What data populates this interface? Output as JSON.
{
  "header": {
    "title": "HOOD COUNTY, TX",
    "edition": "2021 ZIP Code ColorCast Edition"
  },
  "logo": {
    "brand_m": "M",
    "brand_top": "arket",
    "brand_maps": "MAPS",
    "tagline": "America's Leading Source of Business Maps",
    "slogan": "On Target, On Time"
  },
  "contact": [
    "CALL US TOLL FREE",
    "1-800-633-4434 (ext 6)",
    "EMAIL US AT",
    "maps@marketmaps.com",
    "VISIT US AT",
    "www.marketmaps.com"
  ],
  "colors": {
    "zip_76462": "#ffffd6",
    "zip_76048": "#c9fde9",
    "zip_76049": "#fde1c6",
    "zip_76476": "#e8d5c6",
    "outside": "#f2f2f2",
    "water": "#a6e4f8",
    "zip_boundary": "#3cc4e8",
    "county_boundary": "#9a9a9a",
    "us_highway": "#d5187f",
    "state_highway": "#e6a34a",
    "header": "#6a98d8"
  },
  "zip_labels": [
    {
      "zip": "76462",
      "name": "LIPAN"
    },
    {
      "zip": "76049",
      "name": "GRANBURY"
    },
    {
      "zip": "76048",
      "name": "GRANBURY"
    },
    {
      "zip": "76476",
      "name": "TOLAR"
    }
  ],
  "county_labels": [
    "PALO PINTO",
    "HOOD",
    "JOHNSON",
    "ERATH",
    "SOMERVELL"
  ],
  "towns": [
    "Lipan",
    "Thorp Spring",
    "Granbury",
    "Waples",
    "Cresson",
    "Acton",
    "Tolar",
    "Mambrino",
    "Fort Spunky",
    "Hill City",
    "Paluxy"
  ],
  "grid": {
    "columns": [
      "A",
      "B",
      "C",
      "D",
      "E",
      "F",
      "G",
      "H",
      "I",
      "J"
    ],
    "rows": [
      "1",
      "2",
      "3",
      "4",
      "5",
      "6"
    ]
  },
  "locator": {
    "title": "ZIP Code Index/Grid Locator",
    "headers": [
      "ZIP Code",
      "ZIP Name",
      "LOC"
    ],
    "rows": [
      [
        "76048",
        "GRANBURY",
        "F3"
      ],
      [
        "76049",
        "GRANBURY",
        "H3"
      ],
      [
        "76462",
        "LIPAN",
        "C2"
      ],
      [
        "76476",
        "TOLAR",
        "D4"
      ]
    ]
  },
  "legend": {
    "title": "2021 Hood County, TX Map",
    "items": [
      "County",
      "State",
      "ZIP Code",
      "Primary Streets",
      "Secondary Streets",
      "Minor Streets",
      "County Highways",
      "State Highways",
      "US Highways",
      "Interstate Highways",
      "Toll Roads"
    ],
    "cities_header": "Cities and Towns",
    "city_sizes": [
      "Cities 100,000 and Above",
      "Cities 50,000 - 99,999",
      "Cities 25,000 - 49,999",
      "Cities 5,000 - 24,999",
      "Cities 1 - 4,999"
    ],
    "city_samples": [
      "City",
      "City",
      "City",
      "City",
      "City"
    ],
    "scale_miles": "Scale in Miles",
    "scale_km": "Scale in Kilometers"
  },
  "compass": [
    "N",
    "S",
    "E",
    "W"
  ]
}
※
§ Exercise objective: Repeat the listing in full, keeping every line exactly as it is.

§ Final result:
What data populates this interface? Output as JSON.
{
  "header": {
    "title": "HOOD COUNTY, TX",
    "edition": "2021 ZIP Code ColorCast Edition"
  },
  "logo": {
    "brand_m": "M",
    "brand_top": "arket",
    "brand_maps": "MAPS",
    "tagline": "America's Leading Source of Business Maps",
    "slogan": "On Target, On Time"
  },
  "contact": [
    "CALL US TOLL FREE",
    "1-800-633-4434 (ext 6)",
    "EMAIL US AT",
    "maps@marketmaps.com",
    "VISIT US AT",
    "www.marketmaps.com"
  ],
  "colors": {
    "zip_76462": "#ffffd6",
    "zip_76048": "#c9fde9",
    "zip_76049": "#fde1c6",
    "zip_76476": "#e8d5c6",
    "outside": "#f2f2f2",
    "water": "#a6e4f8",
    "zip_boundary": "#3cc4e8",
    "county_boundary": "#9a9a9a",
    "us_highway": "#d5187f",
    "state_highway": "#e6a34a",
    "header": "#6a98d8"
  },
  "zip_labels": [
    {
      "zip": "76462",
      "name": "LIPAN"
    },
    {
      "zip": "76049",
      "name": "GRANBURY"
    },
    {
      "zip": "76048",
      "name": "GRANBURY"
    },
    {
      "zip": "76476",
      "name": "TOLAR"
    }
  ],
  "county_labels": [
    "PALO PINTO",
    "HOOD",
    "JOHNSON",
    "ERATH",
    "SOMERVELL"
  ],
  "towns": [
    "Lipan",
    "Thorp Spring",
    "Granbury",
    "Waples",
    "Cresson",
    "Acton",
    "Tolar",
    "Mambrino",
    "Fort Spunky",
    "Hill City",
    "Paluxy"
  ],
  "grid": {
    "columns": [
      "A",
      "B",
      "C",
      "D",
      "E",
      "F",
      "G",
      "H",
      "I",
      "J"
    ],
    "rows": [
      "1",
      "2",
      "3",
      "4",
      "5",
      "6"
    ]
  },
  "locator": {
    "title": "ZIP Code Index/Grid Locator",
    "headers": [
      "ZIP Code",
      "ZIP Name",
      "LOC"
    ],
    "rows": [
      [
        "76048",
        "GRANBURY",
        "F3"
      ],
      [
        "76049",
        "GRANBURY",
        "H3"
      ],
      [
        "76462",
        "LIPAN",
        "C2"
      ],
      [
        "76476",
        "TOLAR",
        "D4"
      ]
    ]
  },
  "legend": {
    "title": "2021 Hood County, TX Map",
    "items": [
      "County",
      "State",
      "ZIP Code",
      "Primary Streets",
      "Secondary Streets",
      "Minor Streets",
      "County Highways",
      "State Highways",
      "US Highways",
      "Interstate Highways",
      "Toll Roads"
    ],
    "cities_header": "Cities and Towns",
    "city_sizes": [
      "Cities 100,000 and Above",
      "Cities 50,000 - 99,999",
      "Cities 25,000 - 49,999",
      "Cities 5,000 - 24,999",
      "Cities 1 - 4,999"
    ],
    "city_samples": [
      "City",
      "City",
      "City",
      "City",
      "City"
    ],
    "scale_miles": "Scale in Miles",
    "scale_km": "Scale in Kilometers"
  },
  "compass": [
    "N",
    "S",
    "E",
    "W"
  ]
}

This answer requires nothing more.